OBJECTIVES:
#1 Repeat word for word the passage of the Nile branch interview from "Yeah, I think" up to and including "that they've gathered.".
#2 Carry on the conversation about the ancient Nile branch, starting immediately after its final sentence.

EXTRACT PROVIDED:
Joe Aslin (14:01.358)
Yeah, I think one of the big findings was that it seemed to have been comparable at the time, probably a little bit smaller. It's still a branch, but the figures that they found is several, so 200 to 700 meters wide. The length of it, of the branch that they see is, I think about 60, 60 -odd kilometers and up to eight meters deep in places. So it's not just a little tiny branch or ephemeral channel, so something that dries up in the dry season and flows in the wet season. It's actually seems to be a full -sized river channel that could have been used by large vessels and could have formed a center for Egyptian culture, much like the main Nile branch as well. So it might not be bigger, but it's kind of comparable in size, it seems, from the data that they've gathered. 

Medha Chaturvedi
I see. And this discovery, does this also demonstrate the difference in terms of the geography of the region because at the moment it is desert conditions and extremely dry weather there. But could this discovery lead us to a clearer picture of what the Nile floodplain probably looked like at the time when the pyramids were built and how different it was to the current landscape?

SOURCE MATERIAL:
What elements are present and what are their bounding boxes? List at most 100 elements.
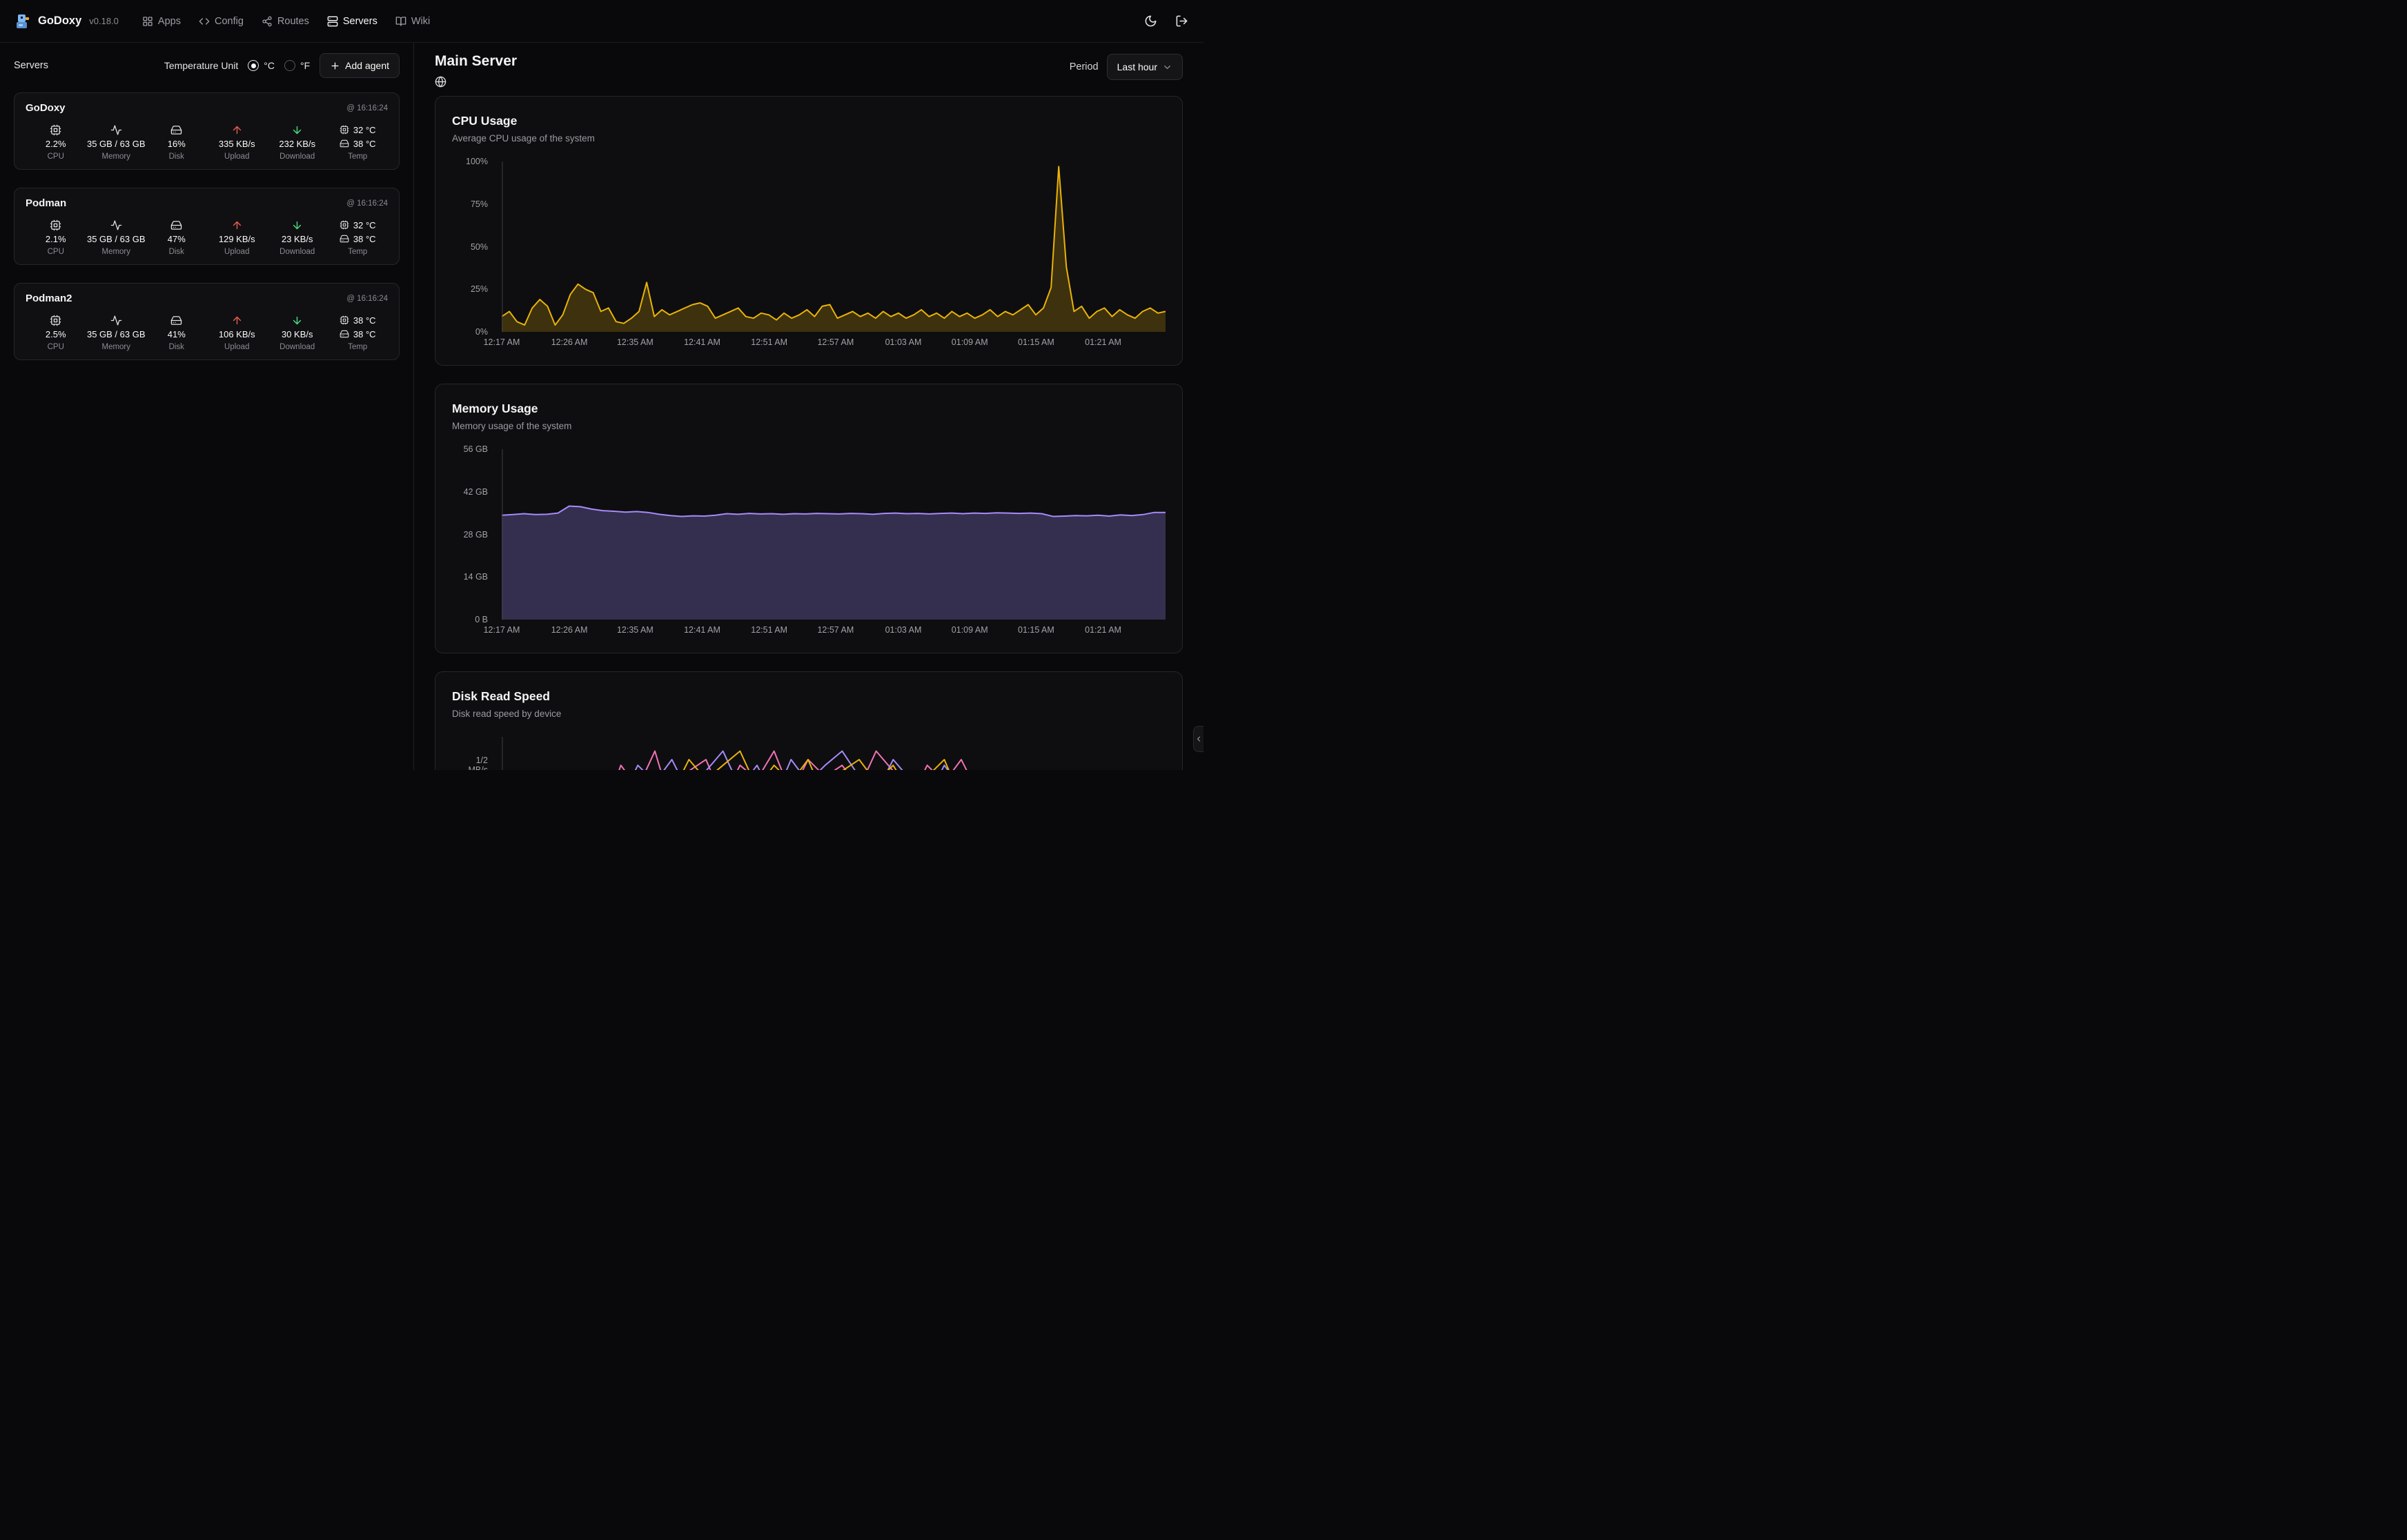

IN RESPONSE:
#1
Yeah, I think one of the big findings was that it seemed to have been comparable at the time, probably a little bit smaller. It's still a branch, but the figures that they found is several, so 200 to 700 meters wide. The length of it, of the branch that they see is, I think about 60, 60 -odd kilometers and up to eight meters deep in places. So it's not just a little tiny branch or ephemeral channel, so something that dries up in the dry season and flows in the wet season. It's actually seems to be a full -sized river channel that could have been used by large vessels and could have formed a center for Egyptian culture, much like the main Nile branch as well. So it might not be bigger, but it's kind of comparable in size, it seems, from the data that they've gathered.

#2
Joe Aslin
Yeah, this is one of the parts of the study I find really fascinating. And that is how this shows that environmental change has occurred in this part of the world as long as human civilization has been there really. So you have at the time of these two branches, one of the reasons that there might have been scope for two separate branches of the Nile is that there would have been much higher river flow at that time. So potentially wetter conditions or at least higher water flow. And one of the things that the authors discuss when they speculate and think about the reasons why it might have dried up, why it's no longer there, is that you had a change in environmental conditions that meant that there was much less flow as we moved from the time of the building of the Egyptian pyramids to the present day. So that could have been as a result or involving desertification. So that's growth of the Sahara, windblown sand from the Sahara covers several of the areas where they were finding river sediments. But it could also involve simply like changing climate and a reduced river flow. And if you have a reduced river flow going into the branch, then it's more likely to silt up, dry up and or migrate as well. So this kind of shows that the environments change on the scale of, well, on a human time scale and on the scale of civilizations as well.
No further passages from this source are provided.